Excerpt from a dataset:
--*--

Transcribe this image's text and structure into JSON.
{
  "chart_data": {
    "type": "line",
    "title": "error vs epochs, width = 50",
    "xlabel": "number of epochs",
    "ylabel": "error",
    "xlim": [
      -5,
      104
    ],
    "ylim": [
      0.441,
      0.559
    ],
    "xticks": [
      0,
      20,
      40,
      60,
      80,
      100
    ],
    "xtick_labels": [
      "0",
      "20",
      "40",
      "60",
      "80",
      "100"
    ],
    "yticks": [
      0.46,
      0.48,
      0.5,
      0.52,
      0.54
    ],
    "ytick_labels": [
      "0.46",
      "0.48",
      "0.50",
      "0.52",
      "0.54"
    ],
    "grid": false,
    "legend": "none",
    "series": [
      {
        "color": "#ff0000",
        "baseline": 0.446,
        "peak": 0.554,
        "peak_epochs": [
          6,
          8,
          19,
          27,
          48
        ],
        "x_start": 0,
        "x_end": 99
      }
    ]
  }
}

--*--

**Request**
Repeat all the entries word for word.

**Correct output**
Transcribe this image's text and structure into JSON.
{
  "chart_data": {
    "type": "line",
    "title": "error vs epochs, width = 50",
    "xlabel": "number of epochs",
    "ylabel": "error",
    "xlim": [
      -5,
      104
    ],
    "ylim": [
      0.441,
      0.559
    ],
    "xticks": [
      0,
      20,
      40,
      60,
      80,
      100
    ],
    "xtick_labels": [
      "0",
      "20",
      "40",
      "60",
      "80",
      "100"
    ],
    "yticks": [
      0.46,
      0.48,
      0.5,
      0.52,
      0.54
    ],
    "ytick_labels": [
      "0.46",
      "0.48",
      "0.50",
      "0.52",
      "0.54"
    ],
    "grid": false,
    "legend": "none",
    "series": [
      {
        "color": "#ff0000",
        "baseline": 0.446,
        "peak": 0.554,
        "peak_epochs": [
          6,
          8,
          19,
          27,
          48
        ],
        "x_start": 0,
        "x_end": 99
      }
    ]
  }
}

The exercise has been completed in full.